• _Data listing_:
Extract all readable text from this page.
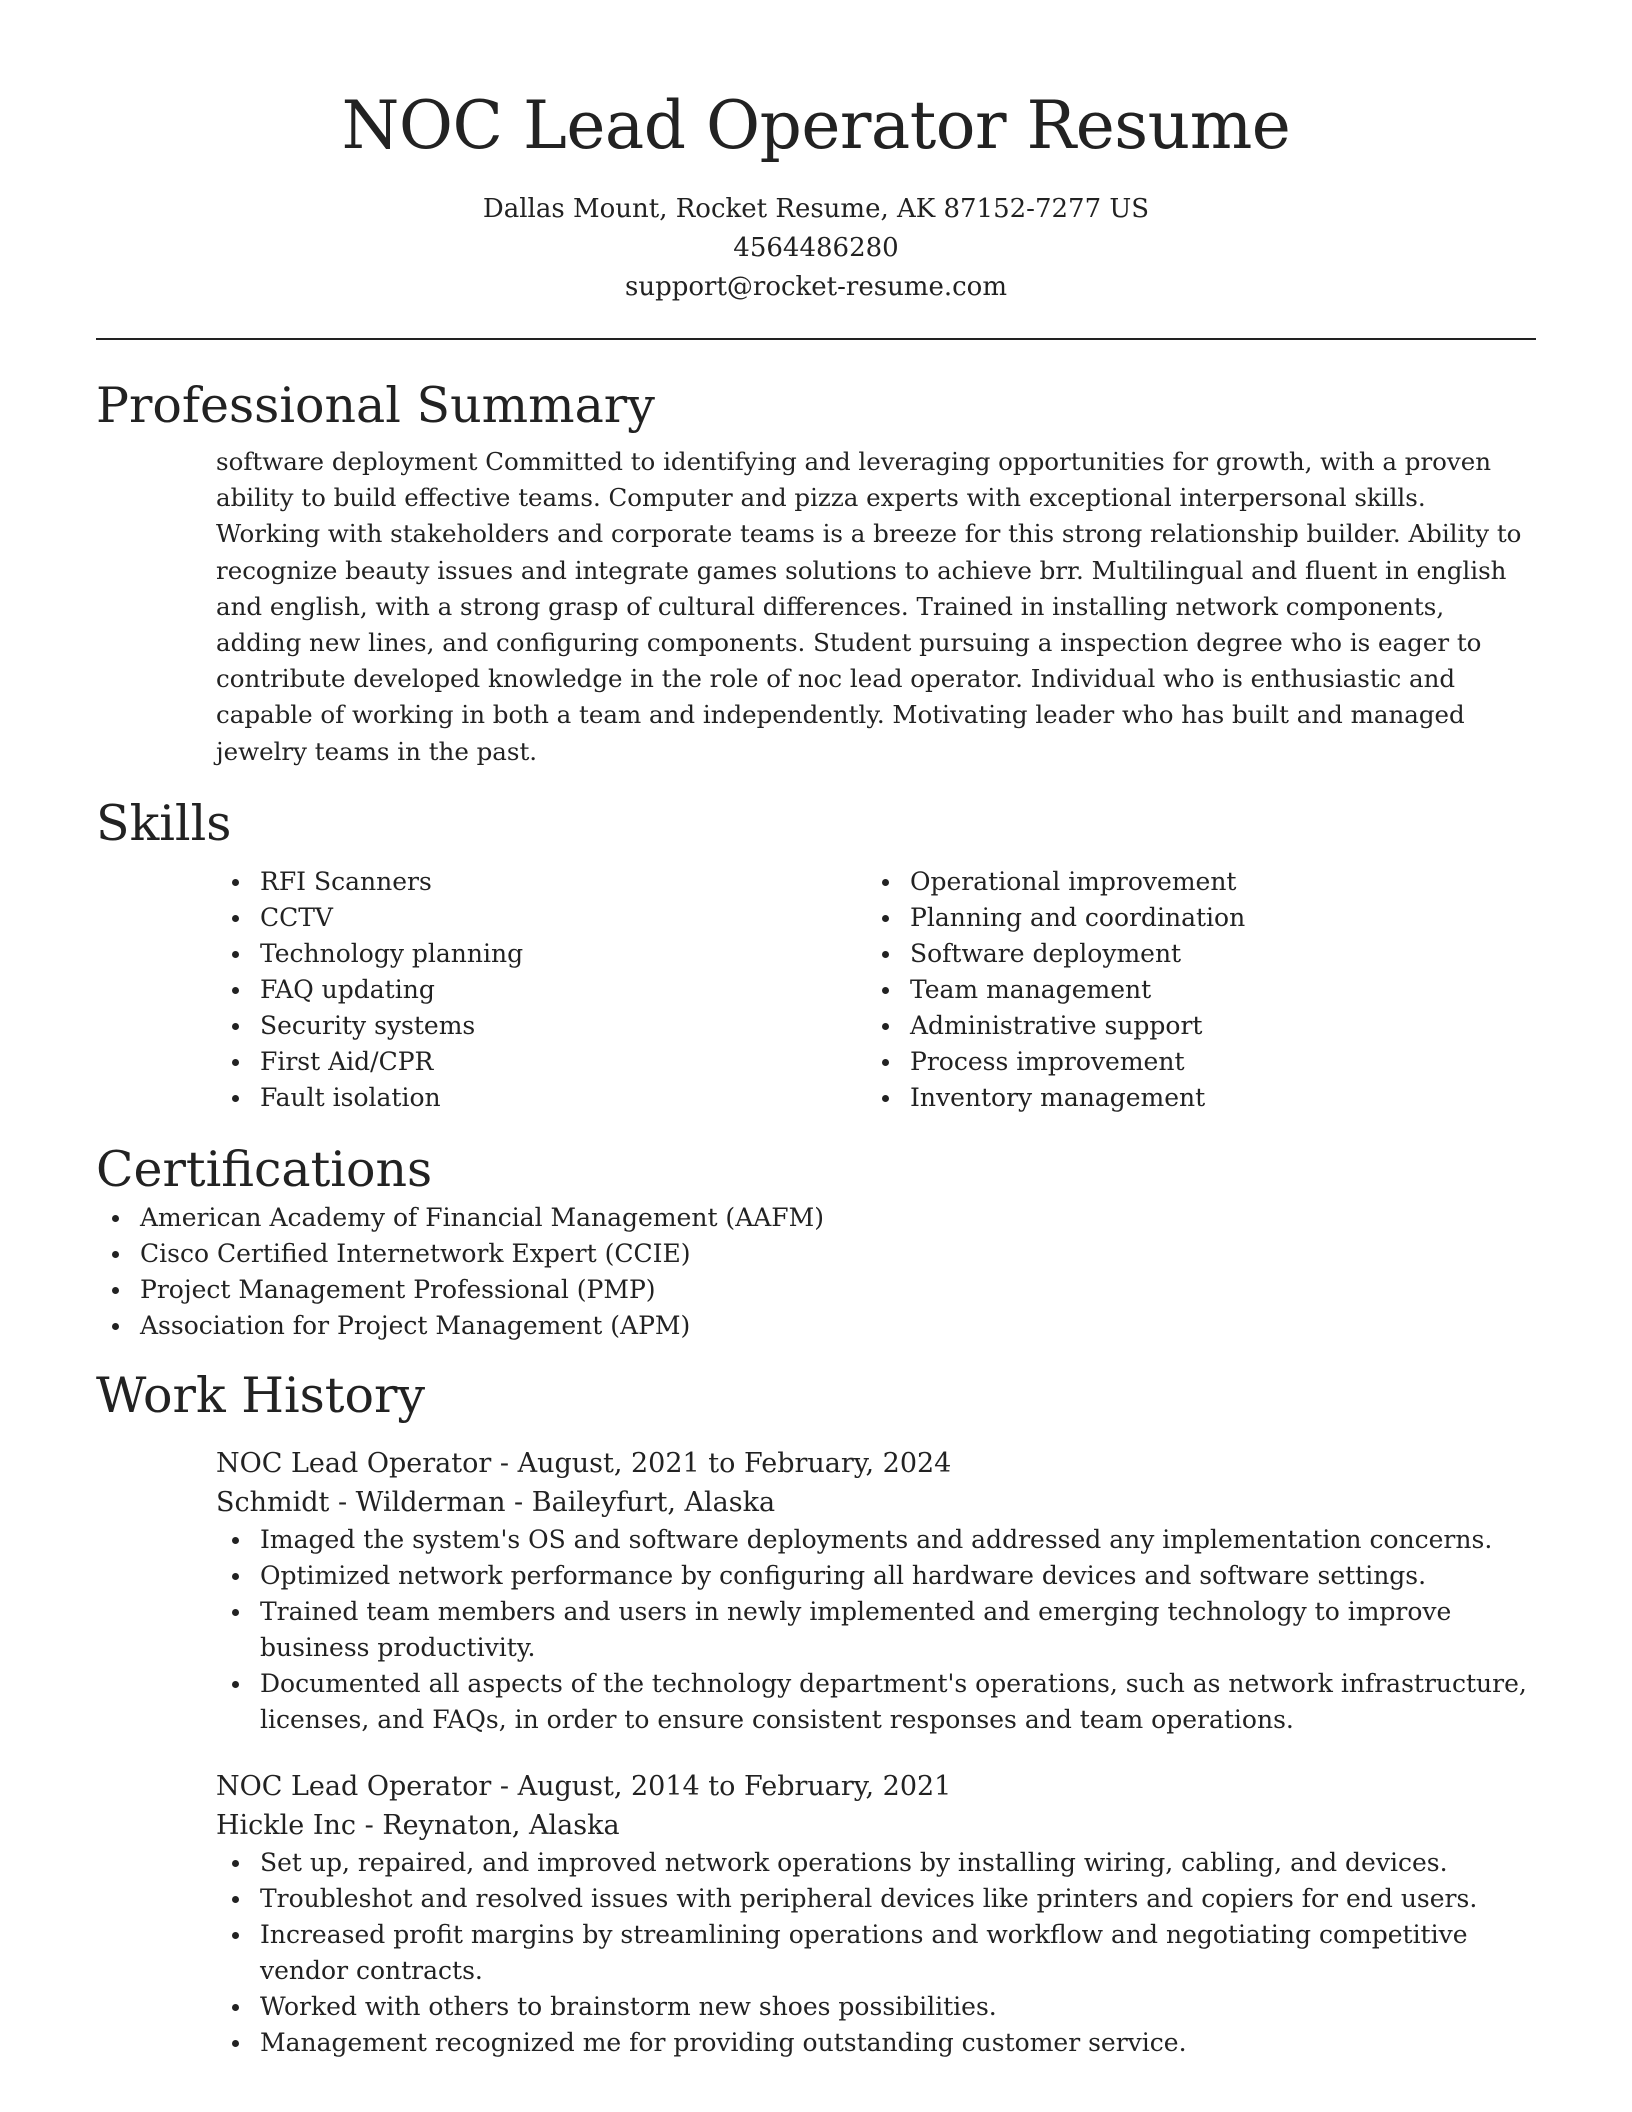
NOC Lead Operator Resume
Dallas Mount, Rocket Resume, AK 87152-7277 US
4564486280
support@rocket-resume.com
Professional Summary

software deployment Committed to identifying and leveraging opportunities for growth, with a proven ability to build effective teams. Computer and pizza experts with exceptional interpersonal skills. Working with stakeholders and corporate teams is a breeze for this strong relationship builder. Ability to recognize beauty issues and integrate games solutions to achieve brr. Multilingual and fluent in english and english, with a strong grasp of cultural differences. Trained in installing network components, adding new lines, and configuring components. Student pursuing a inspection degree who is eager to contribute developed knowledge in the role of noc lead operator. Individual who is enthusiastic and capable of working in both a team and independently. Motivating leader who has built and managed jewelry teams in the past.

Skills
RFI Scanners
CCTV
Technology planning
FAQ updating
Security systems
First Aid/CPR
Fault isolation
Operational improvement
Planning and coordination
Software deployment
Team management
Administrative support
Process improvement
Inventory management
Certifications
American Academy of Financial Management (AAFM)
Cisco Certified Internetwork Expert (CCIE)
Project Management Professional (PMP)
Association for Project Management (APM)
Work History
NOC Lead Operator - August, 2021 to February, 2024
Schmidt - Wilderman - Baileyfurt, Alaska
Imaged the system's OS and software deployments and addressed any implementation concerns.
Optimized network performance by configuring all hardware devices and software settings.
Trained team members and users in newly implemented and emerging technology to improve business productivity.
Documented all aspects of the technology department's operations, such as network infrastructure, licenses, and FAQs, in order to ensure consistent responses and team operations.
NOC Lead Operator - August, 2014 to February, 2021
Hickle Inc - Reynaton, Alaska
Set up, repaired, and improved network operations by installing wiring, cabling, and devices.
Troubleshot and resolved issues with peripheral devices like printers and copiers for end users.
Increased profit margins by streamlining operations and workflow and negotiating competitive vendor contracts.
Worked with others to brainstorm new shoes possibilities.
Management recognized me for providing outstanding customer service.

• _Job_: Transcribe all the data word for word; the images stay out.

• _Result below_:
Extract all readable text from this page.
NOC Lead Operator Resume
Dallas Mount, Rocket Resume, AK 87152-7277 US
4564486280
support@rocket-resume.com
Professional Summary

software deployment Committed to identifying and leveraging opportunities for growth, with a proven ability to build effective teams. Computer and pizza experts with exceptional interpersonal skills. Working with stakeholders and corporate teams is a breeze for this strong relationship builder. Ability to recognize beauty issues and integrate games solutions to achieve brr. Multilingual and fluent in english and english, with a strong grasp of cultural differences. Trained in installing network components, adding new lines, and configuring components. Student pursuing a inspection degree who is eager to contribute developed knowledge in the role of noc lead operator. Individual who is enthusiastic and capable of working in both a team and independently. Motivating leader who has built and managed jewelry teams in the past.

Skills
RFI Scanners
CCTV
Technology planning
FAQ updating
Security systems
First Aid/CPR
Fault isolation
Operational improvement
Planning and coordination
Software deployment
Team management
Administrative support
Process improvement
Inventory management
Certifications
American Academy of Financial Management (AAFM)
Cisco Certified Internetwork Expert (CCIE)
Project Management Professional (PMP)
Association for Project Management (APM)
Work History
NOC Lead Operator - August, 2021 to February, 2024
Schmidt - Wilderman - Baileyfurt, Alaska
Imaged the system's OS and software deployments and addressed any implementation concerns.
Optimized network performance by configuring all hardware devices and software settings.
Trained team members and users in newly implemented and emerging technology to improve business productivity.
Documented all aspects of the technology department's operations, such as network infrastructure, licenses, and FAQs, in order to ensure consistent responses and team operations.
NOC Lead Operator - August, 2014 to February, 2021
Hickle Inc - Reynaton, Alaska
Set up, repaired, and improved network operations by installing wiring, cabling, and devices.
Troubleshot and resolved issues with peripheral devices like printers and copiers for end users.
Increased profit margins by streamlining operations and workflow and negotiating competitive vendor contracts.
Worked with others to brainstorm new shoes possibilities.
Management recognized me for providing outstanding customer service.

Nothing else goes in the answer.